-- Start Data in this exercise --

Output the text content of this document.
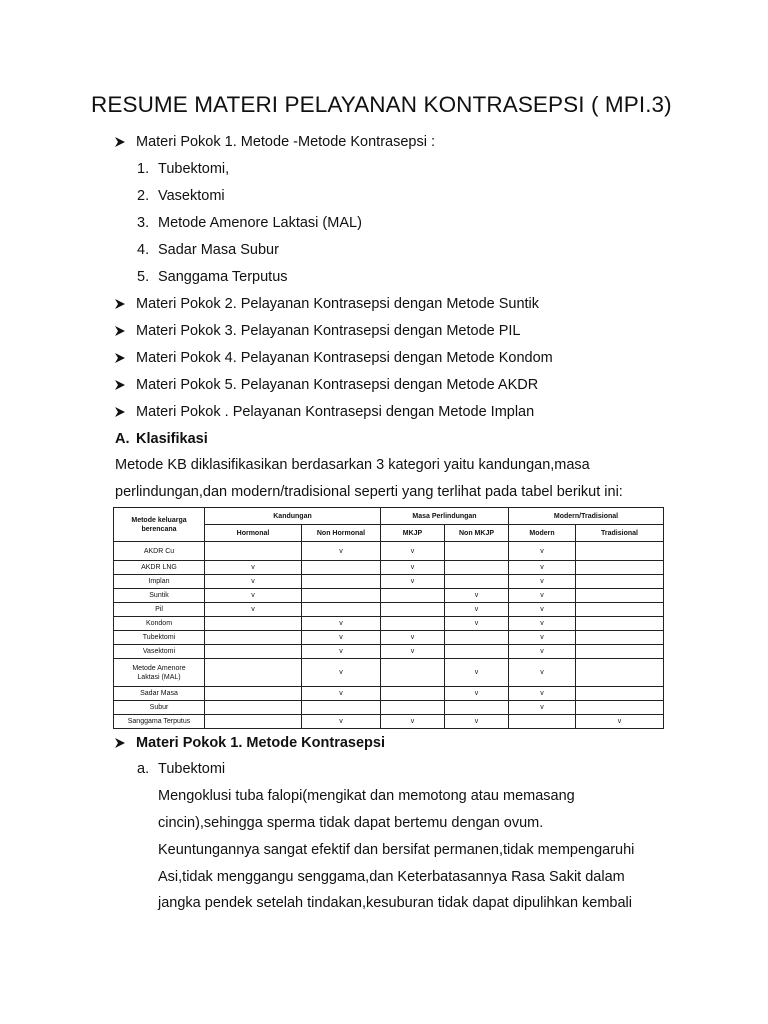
RESUME MATERI PELAYANAN KONTRASEPSI ( MPI.3)
Materi Pokok 1. Metode -Metode Kontrasepsi :
1. Tubektomi,
2. Vasektomi
3. Metode Amenore Laktasi (MAL)
4. Sadar Masa Subur
5. Sanggama Terputus
Materi Pokok 2. Pelayanan Kontrasepsi dengan Metode Suntik
Materi Pokok 3. Pelayanan Kontrasepsi dengan Metode PIL
Materi Pokok 4. Pelayanan Kontrasepsi dengan Metode Kondom
Materi Pokok 5. Pelayanan Kontrasepsi dengan Metode AKDR
Materi Pokok . Pelayanan Kontrasepsi dengan Metode Implan
A. Klasifikasi
Metode KB diklasifikasikan berdasarkan 3 kategori yaitu kandungan,masa
perlindungan,dan modern/tradisional seperti yang terlihat pada tabel berikut ini:
Metode keluarga
berencana	Kandungan		Masa Perlindungan		Modern/Tradisional	
	Hormonal	Non Hormonal	MKJP	Non MKJP	Modern	Tradisional
AKDR Cu		v	v		v	
AKDR LNG	v		v		v	
Implan	v		v		v	
Suntik	v			v	v	
Pil	v			v	v	
Kondom		v		v	v	
Tubektomi		v	v		v	
Vasektomi		v	v		v	
Metode Amenore
Laktasi (MAL)		v		v	v	
Sadar Masa		v		v	v	
Subur					v	
Sanggama Terputus		v	v	v		v
Materi Pokok 1. Metode Kontrasepsi
a. Tubektomi
Mengoklusi tuba falopi(mengikat dan memotong atau memasang
cincin),sehingga sperma tidak dapat bertemu dengan ovum.
Keuntungannya sangat efektif dan bersifat permanen,tidak mempengaruhi
Asi,tidak menggangu senggama,dan Keterbatasannya Rasa Sakit dalam
jangka pendek setelah tindakan,kesuburan tidak dapat dipulihkan kembali
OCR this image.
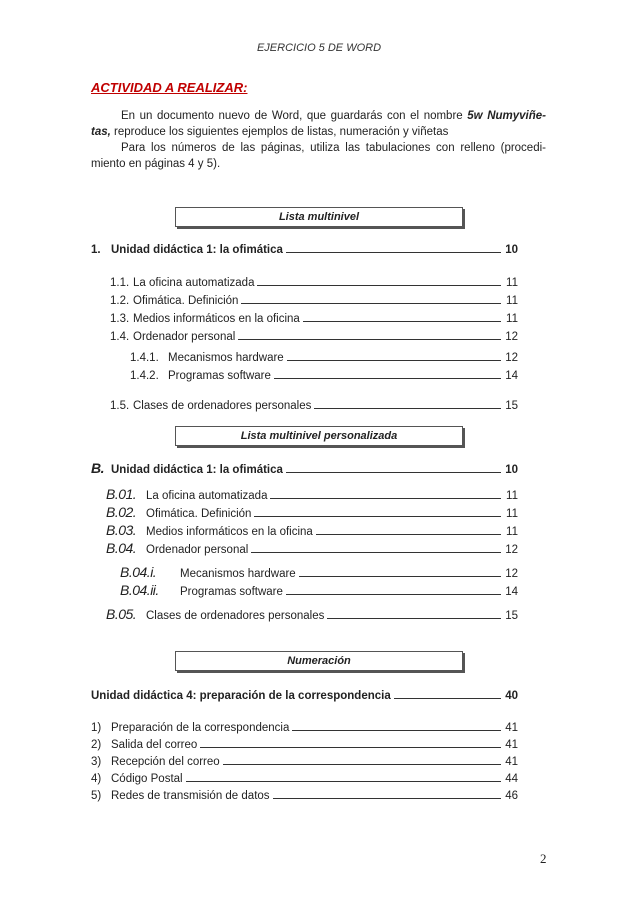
EJERCICIO 5 DE WORD
ACTIVIDAD A REALIZAR:

En un documento nuevo de Word, que guardarás con el nombre 5w Numyviñe-tas, reproduce los siguientes ejemplos de listas, numeración y viñetas

Para los números de las páginas, utiliza las tabulaciones con relleno (procedi-miento en páginas 4 y 5).

Lista multinivel
Lista multinivel personalizada
Numeración
1. Unidad didáctica 1: la ofimática	10
1.1. La oficina automatizada	11
1.2. Ofimática. Definición	11
1.3. Medios informáticos en la oficina	11
1.4. Ordenador personal	12
1.4.1. Mecanismos hardware	12
1.4.2. Programas software	14
1.5. Clases de ordenadores personales	15
B. Unidad didáctica 1: la ofimática	10
B.01. La oficina automatizada	11
B.02. Ofimática. Definición	11
B.03. Medios informáticos en la oficina	11
B.04. Ordenador personal	12
B.04.i.	Mecanismos hardware	12
B.04.ii.	Programas software	14
B.05. Clases de ordenadores personales	15
Unidad didáctica 4: preparación de la correspondencia	40
1) Preparación de la correspondencia	41
2) Salida del correo	41
3) Recepción del correo	41
4) Código Postal	44
5) Redes de transmisión de datos	46
2
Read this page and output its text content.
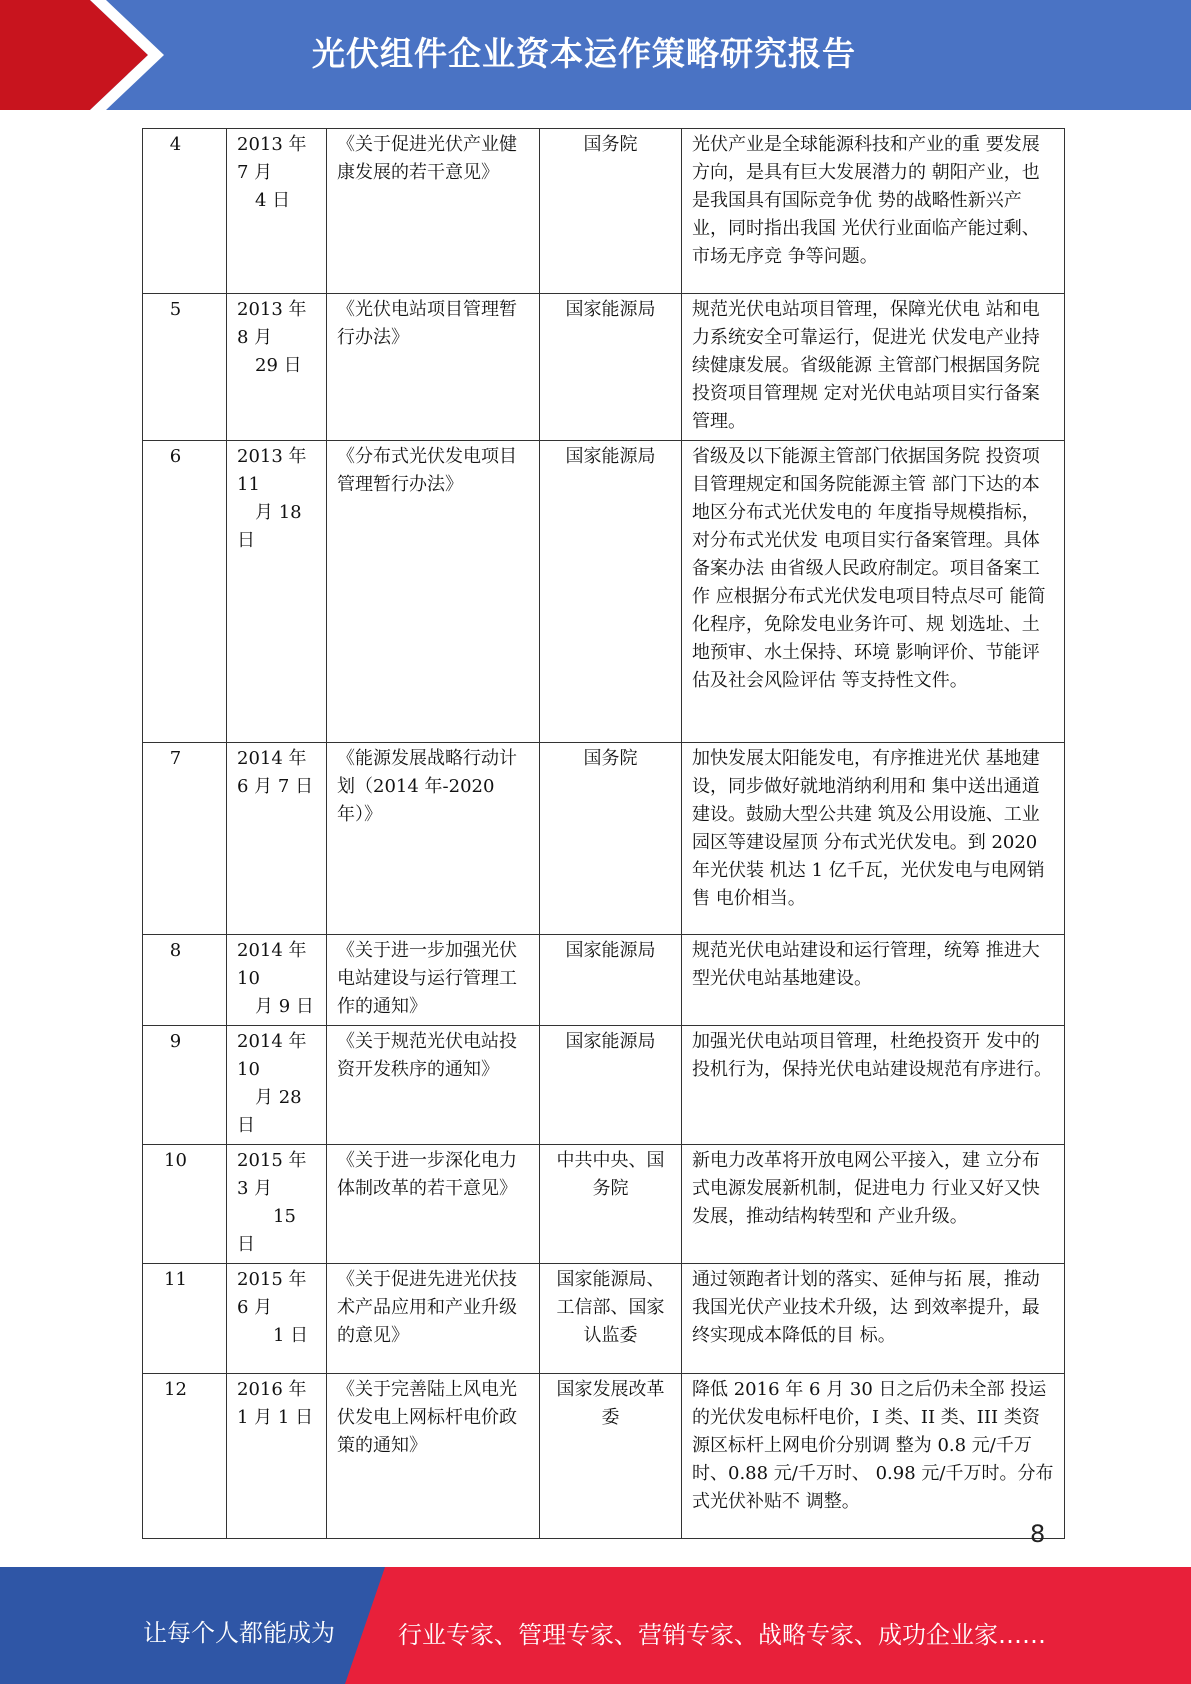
光伏组件企业资本运作策略研究报告
4	2013 年
7 月
　4 日	《关于促进光伏产业健 康发展的若干意见》	国务院	光伏产业是全球能源科技和产业的重 要发展方向，是具有巨大发展潜力的 朝阳产业，也是我国具有国际竞争优 势的战略性新兴产业，同时指出我国 光伏行业面临产能过剩、市场无序竞 争等问题。
5	2013 年
8 月
　29 日	《光伏电站项目管理暂 行办法》	国家能源局	规范光伏电站项目管理，保障光伏电 站和电力系统安全可靠运行，促进光 伏发电产业持续健康发展。省级能源 主管部门根据国务院投资项目管理规 定对光伏电站项目实行备案管理。
6	2013 年
11
　月 18
日	《分布式光伏发电项目 管理暂行办法》	国家能源局	省级及以下能源主管部门依据国务院 投资项目管理规定和国务院能源主管 部门下达的本地区分布式光伏发电的 年度指导规模指标，对分布式光伏发 电项目实行备案管理。具体备案办法 由省级人民政府制定。项目备案工作 应根据分布式光伏发电项目特点尽可 能简化程序，免除发电业务许可、规 划选址、土地预审、水土保持、环境 影响评价、节能评估及社会风险评估 等支持性文件。
7	2014 年
6 月 7 日	《能源发展战略行动计 划（2014 年-2020 年）》	国务院	加快发展太阳能发电，有序推进光伏 基地建设，同步做好就地消纳利用和 集中送出通道建设。鼓励大型公共建 筑及公用设施、工业园区等建设屋顶 分布式光伏发电。到 2020 年光伏装 机达 1 亿千瓦，光伏发电与电网销售 电价相当。
8	2014 年
10
　月 9 日	《关于进一步加强光伏 电站建设与运行管理工 作的通知》	国家能源局	规范光伏电站建设和运行管理，统筹 推进大型光伏电站基地建设。
9	2014 年
10
　月 28 日	《关于规范光伏电站投 资开发秩序的通知》	国家能源局	加强光伏电站项目管理，杜绝投资开 发中的投机行为，保持光伏电站建设规范有序进行。
10	2015 年
3 月
　　15 日	《关于进一步深化电力 体制改革的若干意见》	中共中央、国务院	新电力改革将开放电网公平接入，建 立分布式电源发展新机制，促进电力 行业又好又快发展，推动结构转型和 产业升级。
11	2015 年
6 月
　　1 日	《关于促进先进光伏技 术产品应用和产业升级 的意见》	国家能源局、工信部、国家认监委	通过领跑者计划的落实、延伸与拓 展，推动我国光伏产业技术升级，达 到效率提升，最终实现成本降低的目 标。
12	2016 年
1 月 1 日	《关于完善陆上风电光 伏发电上网标杆电价政 策的通知》	国家发展改革委	降低 2016 年 6 月 30 日之后仍未全部 投运的光伏发电标杆电价，I 类、II 类、III 类资源区标杆上网电价分别调 整为 0.8 元/千万时、0.88 元/千万时、 0.98 元/千万时。分布式光伏补贴不 调整。
8
让每个人都能成为	行业专家、管理专家、营销专家、战略专家、成功企业家……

-- End Data in this exercise --

# [What you should do]
From the records above, pull out every line containing the word "Tubektomi".

# [Response]
1. Tubektomi,
Tubektomi		v	v		v	
a. Tubektomi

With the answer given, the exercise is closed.